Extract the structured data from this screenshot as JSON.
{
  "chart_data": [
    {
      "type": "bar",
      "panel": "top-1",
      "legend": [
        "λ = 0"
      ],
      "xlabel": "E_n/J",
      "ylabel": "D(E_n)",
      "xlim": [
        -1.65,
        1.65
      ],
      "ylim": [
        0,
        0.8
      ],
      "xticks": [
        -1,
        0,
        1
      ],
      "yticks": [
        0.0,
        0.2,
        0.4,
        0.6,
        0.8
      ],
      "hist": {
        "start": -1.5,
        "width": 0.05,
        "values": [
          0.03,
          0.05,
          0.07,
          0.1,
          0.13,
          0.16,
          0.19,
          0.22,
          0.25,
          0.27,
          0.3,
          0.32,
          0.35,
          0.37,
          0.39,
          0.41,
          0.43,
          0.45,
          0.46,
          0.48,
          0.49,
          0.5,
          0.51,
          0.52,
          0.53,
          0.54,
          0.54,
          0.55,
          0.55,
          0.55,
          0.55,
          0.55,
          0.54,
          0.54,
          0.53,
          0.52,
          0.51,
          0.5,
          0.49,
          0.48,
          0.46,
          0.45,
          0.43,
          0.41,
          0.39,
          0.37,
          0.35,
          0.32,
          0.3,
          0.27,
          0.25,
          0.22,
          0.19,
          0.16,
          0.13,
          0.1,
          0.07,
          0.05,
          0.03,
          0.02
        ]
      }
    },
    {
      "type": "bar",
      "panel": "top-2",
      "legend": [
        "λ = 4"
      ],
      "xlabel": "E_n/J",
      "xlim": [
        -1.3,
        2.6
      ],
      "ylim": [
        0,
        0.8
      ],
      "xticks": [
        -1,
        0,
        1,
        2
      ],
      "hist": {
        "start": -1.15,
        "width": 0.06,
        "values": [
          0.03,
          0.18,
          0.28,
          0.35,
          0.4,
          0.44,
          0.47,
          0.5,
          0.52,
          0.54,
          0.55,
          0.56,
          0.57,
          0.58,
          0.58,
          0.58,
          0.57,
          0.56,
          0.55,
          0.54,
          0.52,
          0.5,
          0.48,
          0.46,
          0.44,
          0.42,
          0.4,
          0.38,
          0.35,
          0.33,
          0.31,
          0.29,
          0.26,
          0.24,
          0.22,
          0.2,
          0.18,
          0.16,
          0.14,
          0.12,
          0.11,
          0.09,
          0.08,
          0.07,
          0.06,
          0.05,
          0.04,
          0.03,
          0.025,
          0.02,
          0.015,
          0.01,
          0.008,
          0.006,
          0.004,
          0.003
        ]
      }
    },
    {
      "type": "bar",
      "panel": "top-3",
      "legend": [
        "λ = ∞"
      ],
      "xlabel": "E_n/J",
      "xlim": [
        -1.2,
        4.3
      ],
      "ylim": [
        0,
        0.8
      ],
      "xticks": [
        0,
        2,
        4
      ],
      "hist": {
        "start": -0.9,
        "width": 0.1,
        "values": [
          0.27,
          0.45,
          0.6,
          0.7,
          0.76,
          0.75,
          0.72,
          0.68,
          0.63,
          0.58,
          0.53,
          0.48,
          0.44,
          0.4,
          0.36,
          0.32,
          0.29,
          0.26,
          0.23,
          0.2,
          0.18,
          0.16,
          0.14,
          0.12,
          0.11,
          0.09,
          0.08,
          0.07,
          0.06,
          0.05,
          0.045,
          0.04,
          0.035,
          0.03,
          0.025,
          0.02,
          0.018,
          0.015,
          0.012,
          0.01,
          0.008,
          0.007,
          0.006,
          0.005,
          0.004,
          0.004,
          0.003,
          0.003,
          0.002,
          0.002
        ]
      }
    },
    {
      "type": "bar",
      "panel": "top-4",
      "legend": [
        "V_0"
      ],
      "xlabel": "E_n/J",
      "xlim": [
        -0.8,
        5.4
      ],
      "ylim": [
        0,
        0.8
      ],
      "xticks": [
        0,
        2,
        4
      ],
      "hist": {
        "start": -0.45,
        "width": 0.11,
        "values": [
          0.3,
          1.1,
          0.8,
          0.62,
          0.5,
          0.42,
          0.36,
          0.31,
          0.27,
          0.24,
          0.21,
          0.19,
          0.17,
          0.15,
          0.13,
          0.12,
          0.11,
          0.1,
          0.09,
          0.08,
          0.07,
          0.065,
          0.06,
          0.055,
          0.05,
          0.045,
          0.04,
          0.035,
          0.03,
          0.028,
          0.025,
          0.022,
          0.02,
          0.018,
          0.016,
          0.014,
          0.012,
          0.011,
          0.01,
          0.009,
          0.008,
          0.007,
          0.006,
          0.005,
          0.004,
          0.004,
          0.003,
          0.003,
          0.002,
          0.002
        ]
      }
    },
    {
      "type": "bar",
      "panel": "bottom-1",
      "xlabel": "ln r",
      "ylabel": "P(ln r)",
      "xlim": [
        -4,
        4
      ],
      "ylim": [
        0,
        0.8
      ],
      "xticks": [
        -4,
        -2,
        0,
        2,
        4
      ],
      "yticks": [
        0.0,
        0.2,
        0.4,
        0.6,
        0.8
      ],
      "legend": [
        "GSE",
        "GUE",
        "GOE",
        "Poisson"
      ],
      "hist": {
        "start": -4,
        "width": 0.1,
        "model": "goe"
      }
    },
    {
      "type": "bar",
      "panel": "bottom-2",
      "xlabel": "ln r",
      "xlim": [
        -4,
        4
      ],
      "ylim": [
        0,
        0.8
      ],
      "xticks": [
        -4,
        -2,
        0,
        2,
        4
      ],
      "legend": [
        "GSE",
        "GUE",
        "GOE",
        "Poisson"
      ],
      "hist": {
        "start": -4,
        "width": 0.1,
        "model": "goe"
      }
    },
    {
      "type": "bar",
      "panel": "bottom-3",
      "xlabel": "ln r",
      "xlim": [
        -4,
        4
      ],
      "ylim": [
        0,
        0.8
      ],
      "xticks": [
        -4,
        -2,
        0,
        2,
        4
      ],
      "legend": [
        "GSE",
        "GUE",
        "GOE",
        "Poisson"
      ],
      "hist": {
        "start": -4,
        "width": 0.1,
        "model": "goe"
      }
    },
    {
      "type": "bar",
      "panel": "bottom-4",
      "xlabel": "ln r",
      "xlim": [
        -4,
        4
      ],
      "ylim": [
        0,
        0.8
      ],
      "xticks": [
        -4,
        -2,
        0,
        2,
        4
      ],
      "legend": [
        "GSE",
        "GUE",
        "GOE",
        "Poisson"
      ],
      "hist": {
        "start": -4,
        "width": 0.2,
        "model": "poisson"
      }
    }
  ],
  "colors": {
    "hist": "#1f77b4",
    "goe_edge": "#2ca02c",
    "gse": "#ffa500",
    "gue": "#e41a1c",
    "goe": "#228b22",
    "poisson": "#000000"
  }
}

* * *

_What is asked_.
Repeat each entry word for word.

_Expected answer_.
Extract the structured data from this screenshot as JSON.
{
  "chart_data": [
    {
      "type": "bar",
      "panel": "top-1",
      "legend": [
        "λ = 0"
      ],
      "xlabel": "E_n/J",
      "ylabel": "D(E_n)",
      "xlim": [
        -1.65,
        1.65
      ],
      "ylim": [
        0,
        0.8
      ],
      "xticks": [
        -1,
        0,
        1
      ],
      "yticks": [
        0.0,
        0.2,
        0.4,
        0.6,
        0.8
      ],
      "hist": {
        "start": -1.5,
        "width": 0.05,
        "values": [
          0.03,
          0.05,
          0.07,
          0.1,
          0.13,
          0.16,
          0.19,
          0.22,
          0.25,
          0.27,
          0.3,
          0.32,
          0.35,
          0.37,
          0.39,
          0.41,
          0.43,
          0.45,
          0.46,
          0.48,
          0.49,
          0.5,
          0.51,
          0.52,
          0.53,
          0.54,
          0.54,
          0.55,
          0.55,
          0.55,
          0.55,
          0.55,
          0.54,
          0.54,
          0.53,
          0.52,
          0.51,
          0.5,
          0.49,
          0.48,
          0.46,
          0.45,
          0.43,
          0.41,
          0.39,
          0.37,
          0.35,
          0.32,
          0.3,
          0.27,
          0.25,
          0.22,
          0.19,
          0.16,
          0.13,
          0.1,
          0.07,
          0.05,
          0.03,
          0.02
        ]
      }
    },
    {
      "type": "bar",
      "panel": "top-2",
      "legend": [
        "λ = 4"
      ],
      "xlabel": "E_n/J",
      "xlim": [
        -1.3,
        2.6
      ],
      "ylim": [
        0,
        0.8
      ],
      "xticks": [
        -1,
        0,
        1,
        2
      ],
      "hist": {
        "start": -1.15,
        "width": 0.06,
        "values": [
          0.03,
          0.18,
          0.28,
          0.35,
          0.4,
          0.44,
          0.47,
          0.5,
          0.52,
          0.54,
          0.55,
          0.56,
          0.57,
          0.58,
          0.58,
          0.58,
          0.57,
          0.56,
          0.55,
          0.54,
          0.52,
          0.5,
          0.48,
          0.46,
          0.44,
          0.42,
          0.4,
          0.38,
          0.35,
          0.33,
          0.31,
          0.29,
          0.26,
          0.24,
          0.22,
          0.2,
          0.18,
          0.16,
          0.14,
          0.12,
          0.11,
          0.09,
          0.08,
          0.07,
          0.06,
          0.05,
          0.04,
          0.03,
          0.025,
          0.02,
          0.015,
          0.01,
          0.008,
          0.006,
          0.004,
          0.003
        ]
      }
    },
    {
      "type": "bar",
      "panel": "top-3",
      "legend": [
        "λ = ∞"
      ],
      "xlabel": "E_n/J",
      "xlim": [
        -1.2,
        4.3
      ],
      "ylim": [
        0,
        0.8
      ],
      "xticks": [
        0,
        2,
        4
      ],
      "hist": {
        "start": -0.9,
        "width": 0.1,
        "values": [
          0.27,
          0.45,
          0.6,
          0.7,
          0.76,
          0.75,
          0.72,
          0.68,
          0.63,
          0.58,
          0.53,
          0.48,
          0.44,
          0.4,
          0.36,
          0.32,
          0.29,
          0.26,
          0.23,
          0.2,
          0.18,
          0.16,
          0.14,
          0.12,
          0.11,
          0.09,
          0.08,
          0.07,
          0.06,
          0.05,
          0.045,
          0.04,
          0.035,
          0.03,
          0.025,
          0.02,
          0.018,
          0.015,
          0.012,
          0.01,
          0.008,
          0.007,
          0.006,
          0.005,
          0.004,
          0.004,
          0.003,
          0.003,
          0.002,
          0.002
        ]
      }
    },
    {
      "type": "bar",
      "panel": "top-4",
      "legend": [
        "V_0"
      ],
      "xlabel": "E_n/J",
      "xlim": [
        -0.8,
        5.4
      ],
      "ylim": [
        0,
        0.8
      ],
      "xticks": [
        0,
        2,
        4
      ],
      "hist": {
        "start": -0.45,
        "width": 0.11,
        "values": [
          0.3,
          1.1,
          0.8,
          0.62,
          0.5,
          0.42,
          0.36,
          0.31,
          0.27,
          0.24,
          0.21,
          0.19,
          0.17,
          0.15,
          0.13,
          0.12,
          0.11,
          0.1,
          0.09,
          0.08,
          0.07,
          0.065,
          0.06,
          0.055,
          0.05,
          0.045,
          0.04,
          0.035,
          0.03,
          0.028,
          0.025,
          0.022,
          0.02,
          0.018,
          0.016,
          0.014,
          0.012,
          0.011,
          0.01,
          0.009,
          0.008,
          0.007,
          0.006,
          0.005,
          0.004,
          0.004,
          0.003,
          0.003,
          0.002,
          0.002
        ]
      }
    },
    {
      "type": "bar",
      "panel": "bottom-1",
      "xlabel": "ln r",
      "ylabel": "P(ln r)",
      "xlim": [
        -4,
        4
      ],
      "ylim": [
        0,
        0.8
      ],
      "xticks": [
        -4,
        -2,
        0,
        2,
        4
      ],
      "yticks": [
        0.0,
        0.2,
        0.4,
        0.6,
        0.8
      ],
      "legend": [
        "GSE",
        "GUE",
        "GOE",
        "Poisson"
      ],
      "hist": {
        "start": -4,
        "width": 0.1,
        "model": "goe"
      }
    },
    {
      "type": "bar",
      "panel": "bottom-2",
      "xlabel": "ln r",
      "xlim": [
        -4,
        4
      ],
      "ylim": [
        0,
        0.8
      ],
      "xticks": [
        -4,
        -2,
        0,
        2,
        4
      ],
      "legend": [
        "GSE",
        "GUE",
        "GOE",
        "Poisson"
      ],
      "hist": {
        "start": -4,
        "width": 0.1,
        "model": "goe"
      }
    },
    {
      "type": "bar",
      "panel": "bottom-3",
      "xlabel": "ln r",
      "xlim": [
        -4,
        4
      ],
      "ylim": [
        0,
        0.8
      ],
      "xticks": [
        -4,
        -2,
        0,
        2,
        4
      ],
      "legend": [
        "GSE",
        "GUE",
        "GOE",
        "Poisson"
      ],
      "hist": {
        "start": -4,
        "width": 0.1,
        "model": "goe"
      }
    },
    {
      "type": "bar",
      "panel": "bottom-4",
      "xlabel": "ln r",
      "xlim": [
        -4,
        4
      ],
      "ylim": [
        0,
        0.8
      ],
      "xticks": [
        -4,
        -2,
        0,
        2,
        4
      ],
      "legend": [
        "GSE",
        "GUE",
        "GOE",
        "Poisson"
      ],
      "hist": {
        "start": -4,
        "width": 0.2,
        "model": "poisson"
      }
    }
  ],
  "colors": {
    "hist": "#1f77b4",
    "goe_edge": "#2ca02c",
    "gse": "#ffa500",
    "gue": "#e41a1c",
    "goe": "#228b22",
    "poisson": "#000000"
  }
}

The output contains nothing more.